◆ **DO THIS**:
Extract all lines that hold "ΡΟΚΚΑΣ" from the records below.

◆ **MATERIAL FOR THE TASK**:
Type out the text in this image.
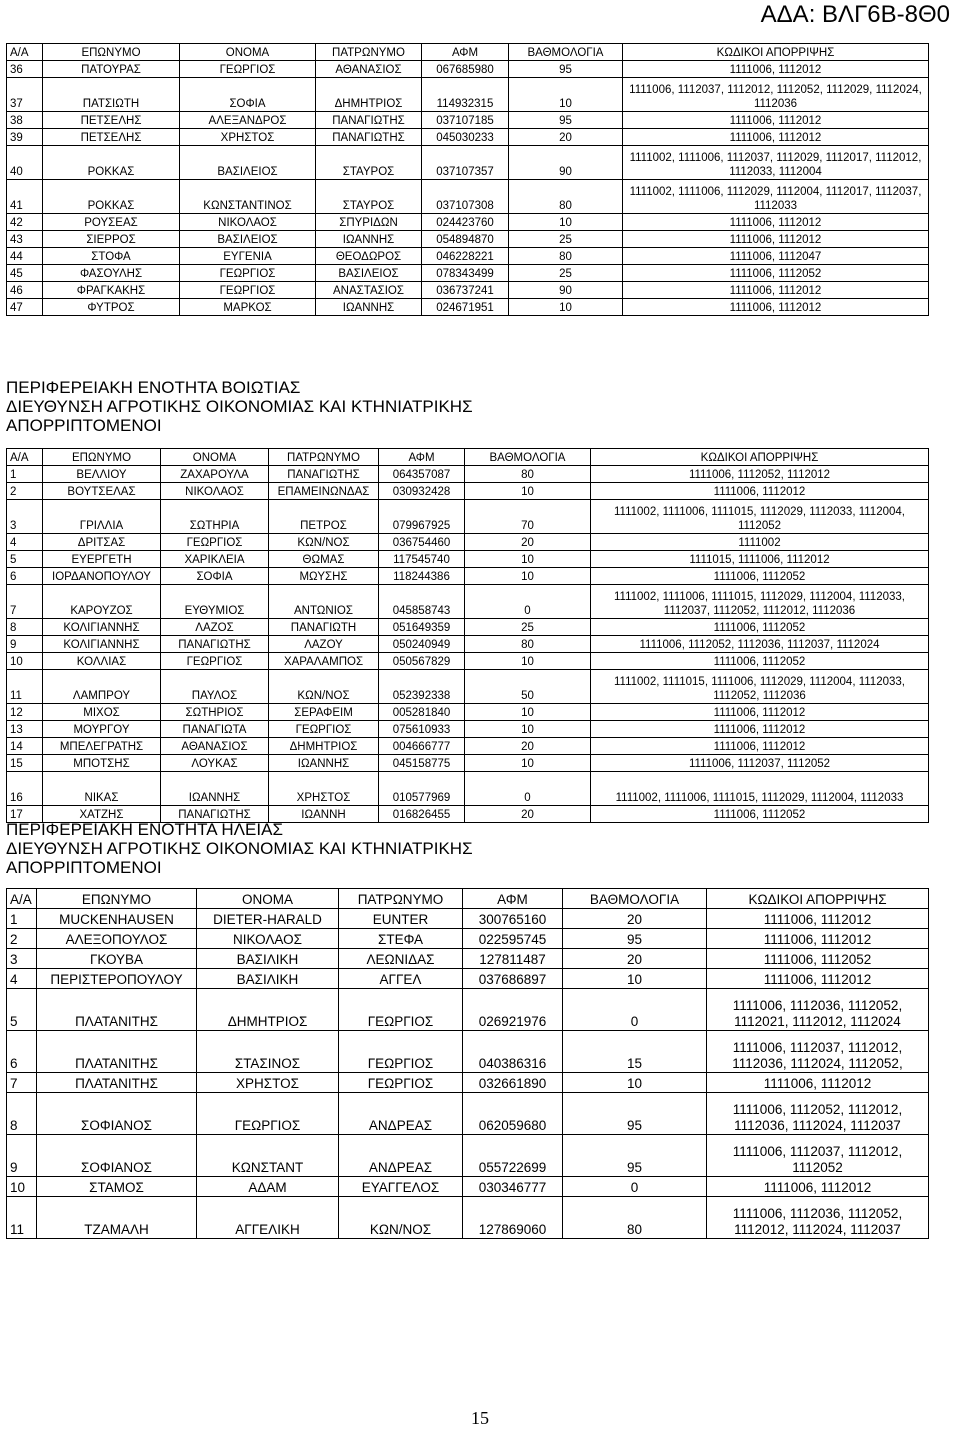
ΑΔΑ: ΒΛΓ6Β-8Θ0
Α/Α	ΕΠΩΝΥΜΟ	ΟΝΟΜΑ	ΠΑΤΡΩΝΥΜΟ	ΑΦΜ	ΒΑΘΜΟΛΟΓΙΑ	ΚΩΔΙΚΟΙ ΑΠΟΡΡΙΨΗΣ
36	ΠΑΤΟΥΡΑΣ	ΓΕΩΡΓΙΟΣ	ΑΘΑΝΑΣΙΟΣ	067685980	95	1111006, 1112012
37	ΠΑΤΣΙΩΤΗ	ΣΟΦΙΑ	ΔΗΜΗΤΡΙΟΣ	114932315	10	1111006, 1112037, 1112012, 1112052, 1112029, 1112024, 1112036
38	ΠΕΤΣΕΛΗΣ	ΑΛΕΞΑΝΔΡΟΣ	ΠΑΝΑΓΙΩΤΗΣ	037107185	95	1111006, 1112012
39	ΠΕΤΣΕΛΗΣ	ΧΡΗΣΤΟΣ	ΠΑΝΑΓΙΩΤΗΣ	045030233	20	1111006, 1112012
40	ΡΟΚΚΑΣ	ΒΑΣΙΛΕΙΟΣ	ΣΤΑΥΡΟΣ	037107357	90	1111002, 1111006, 1112037, 1112029, 1112017, 1112012, 1112033, 1112004
41	ΡΟΚΚΑΣ	ΚΩΝΣΤΑΝΤΙΝΟΣ	ΣΤΑΥΡΟΣ	037107308	80	1111002, 1111006, 1112029, 1112004, 1112017, 1112037, 1112033
42	ΡΟΥΣΕΑΣ	ΝΙΚΟΛΑΟΣ	ΣΠΥΡΙΔΩΝ	024423760	10	1111006, 1112012
43	ΣΙΕΡΡΟΣ	ΒΑΣΙΛΕΙΟΣ	ΙΩΑΝΝΗΣ	054894870	25	1111006, 1112012
44	ΣΤΟΦΑ	ΕΥΓΕΝΙΑ	ΘΕΟΔΩΡΟΣ	046228221	80	1111006, 1112047
45	ΦΑΣΟΥΛΗΣ	ΓΕΩΡΓΙΟΣ	ΒΑΣΙΛΕΙΟΣ	078343499	25	1111006, 1112052
46	ΦΡΑΓΚΑΚΗΣ	ΓΕΩΡΓΙΟΣ	ΑΝΑΣΤΑΣΙΟΣ	036737241	90	1111006, 1112012
47	ΦΥΤΡΟΣ	ΜΑΡΚΟΣ	ΙΩΑΝΝΗΣ	024671951	10	1111006, 1112012
ΠΕΡΙΦΕΡΕΙΑΚΗ ΕΝΟΤΗΤΑ ΒΟΙΩΤΙΑΣ
ΔΙΕΥΘΥΝΣΗ ΑΓΡΟΤΙΚΗΣ ΟΙΚΟΝΟΜΙΑΣ ΚΑΙ ΚΤΗΝΙΑΤΡΙΚΗΣ
ΑΠΟΡΡΙΠΤΟΜΕΝΟΙ
Α/Α	ΕΠΩΝΥΜΟ	ΟΝΟΜΑ	ΠΑΤΡΩΝΥΜΟ	ΑΦΜ	ΒΑΘΜΟΛΟΓΙΑ	ΚΩΔΙΚΟΙ ΑΠΟΡΡΙΨΗΣ
1	ΒΕΛΛΙΟΥ	ΖΑΧΑΡΟΥΛΑ	ΠΑΝΑΓΙΩΤΗΣ	064357087	80	1111006, 1112052, 1112012
2	ΒΟΥΤΣΕΛΑΣ	ΝΙΚΟΛΑΟΣ	ΕΠΑΜΕΙΝΩΝΔΑΣ	030932428	10	1111006, 1112012
3	ΓΡΙΛΛΙΑ	ΣΩΤΗΡΙΑ	ΠΕΤΡΟΣ	079967925	70	1111002, 1111006, 1111015, 1112029, 1112033, 1112004, 1112052
4	ΔΡΙΤΣΑΣ	ΓΕΩΡΓΙΟΣ	ΚΩΝ/ΝΟΣ	036754460	20	1111002
5	ΕΥΕΡΓΕΤΗ	ΧΑΡΙΚΛΕΙΑ	ΘΩΜΑΣ	117545740	10	1111015, 1111006, 1112012
6	ΙΟΡΔΑΝΟΠΟΥΛΟΥ	ΣΟΦΙΑ	ΜΩΥΣΗΣ	118244386	10	1111006, 1112052
7	ΚΑΡΟΥΖΟΣ	ΕΥΘΥΜΙΟΣ	ΑΝΤΩΝΙΟΣ	045858743	0	1111002, 1111006, 1111015, 1112029, 1112004, 1112033, 1112037, 1112052, 1112012, 1112036
8	ΚΟΛΙΓΙΑΝΝΗΣ	ΛΑΖΟΣ	ΠΑΝΑΓΙΩΤΗ	051649359	25	1111006, 1112052
9	ΚΟΛΙΓΙΑΝΝΗΣ	ΠΑΝΑΓΙΩΤΗΣ	ΛΑΖΟΥ	050240949	80	1111006, 1112052, 1112036, 1112037, 1112024
10	ΚΟΛΛΙΑΣ	ΓΕΩΡΓΙΟΣ	ΧΑΡΑΛΑΜΠΟΣ	050567829	10	1111006, 1112052
11	ΛΑΜΠΡΟΥ	ΠΑΥΛΟΣ	ΚΩΝ/ΝΟΣ	052392338	50	1111002, 1111015, 1111006, 1112029, 1112004, 1112033, 1112052, 1112036
12	ΜΙΧΟΣ	ΣΩΤΗΡΙΟΣ	ΣΕΡΑΦΕΙΜ	005281840	10	1111006, 1112012
13	ΜΟΥΡΓΟΥ	ΠΑΝΑΓΙΩΤΑ	ΓΕΩΡΓΙΟΣ	075610933	10	1111006, 1112012
14	ΜΠΕΛΕΓΡΑΤΗΣ	ΑΘΑΝΑΣΙΟΣ	ΔΗΜΗΤΡΙΟΣ	004666777	20	1111006, 1112012
15	ΜΠΟΤΣΗΣ	ΛΟΥΚΑΣ	ΙΩΑΝΝΗΣ	045158775	10	1111006, 1112037, 1112052
16	ΝΙΚΑΣ	ΙΩΑΝΝΗΣ	ΧΡΗΣΤΟΣ	010577969	0	1111002, 1111006, 1111015, 1112029, 1112004, 1112033
17	ΧΑΤΖΗΣ	ΠΑΝΑΓΙΩΤΗΣ	ΙΩΑΝΝΗ	016826455	20	1111006, 1112052
ΠΕΡΙΦΕΡΕΙΑΚΗ ΕΝΟΤΗΤΑ ΗΛΕΙΑΣ
ΔΙΕΥΘΥΝΣΗ ΑΓΡΟΤΙΚΗΣ ΟΙΚΟΝΟΜΙΑΣ ΚΑΙ ΚΤΗΝΙΑΤΡΙΚΗΣ
ΑΠΟΡΡΙΠΤΟΜΕΝΟΙ
Α/Α	ΕΠΩΝΥΜΟ	ΟΝΟΜΑ	ΠΑΤΡΩΝΥΜΟ	ΑΦΜ	ΒΑΘΜΟΛΟΓΙΑ	ΚΩΔΙΚΟΙ ΑΠΟΡΡΙΨΗΣ
1	MUCKENHAUSEN	DIETER-HARALD	EUNTER	300765160	20	1111006, 1112012
2	ΑΛΕΞΟΠΟΥΛΟΣ	ΝΙΚΟΛΑΟΣ	ΣΤΕΦΑ	022595745	95	1111006, 1112012
3	ΓΚΟΥΒΑ	ΒΑΣΙΛΙΚΗ	ΛΕΩΝΙΔΑΣ	127811487	20	1111006, 1112052
4	ΠΕΡΙΣΤΕΡΟΠΟΥΛΟΥ	ΒΑΣΙΛΙΚΗ	ΑΓΓΕΛ	037686897	10	1111006, 1112012
5	ΠΛΑΤΑΝΙΤΗΣ	ΔΗΜΗΤΡΙΟΣ	ΓΕΩΡΓΙΟΣ	026921976	0	1111006, 1112036, 1112052, 1112021, 1112012, 1112024
6	ΠΛΑΤΑΝΙΤΗΣ	ΣΤΑΣΙΝΟΣ	ΓΕΩΡΓΙΟΣ	040386316	15	1111006, 1112037, 1112012, 1112036, 1112024, 1112052,
7	ΠΛΑΤΑΝΙΤΗΣ	ΧΡΗΣΤΟΣ	ΓΕΩΡΓΙΟΣ	032661890	10	1111006, 1112012
8	ΣΟΦΙΑΝΟΣ	ΓΕΩΡΓΙΟΣ	ΑΝΔΡΕΑΣ	062059680	95	1111006, 1112052, 1112012, 1112036, 1112024, 1112037
9	ΣΟΦΙΑΝΟΣ	ΚΩΝΣΤΑΝΤ	ΑΝΔΡΕΑΣ	055722699	95	1111006, 1112037, 1112012, 1112052
10	ΣΤΑΜΟΣ	ΑΔΑΜ	ΕΥΑΓΓΕΛΟΣ	030346777	0	1111006, 1112012
11	ΤΖΑΜΑΛΗ	ΑΓΓΕΛΙΚΗ	ΚΩΝ/ΝΟΣ	127869060	80	1111006, 1112036, 1112052, 1112012, 1112024, 1112037
15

◆ **SOLUTION FOR THIS EXERCISE**:
40	ΡΟΚΚΑΣ	ΒΑΣΙΛΕΙΟΣ	ΣΤΑΥΡΟΣ	037107357	90	1111002, 1111006, 1112037, 1112029, 1112017, 1112012, 1112033, 1112004
41	ΡΟΚΚΑΣ	ΚΩΝΣΤΑΝΤΙΝΟΣ	ΣΤΑΥΡΟΣ	037107308	80	1111002, 1111006, 1112029, 1112004, 1112017, 1112037, 1112033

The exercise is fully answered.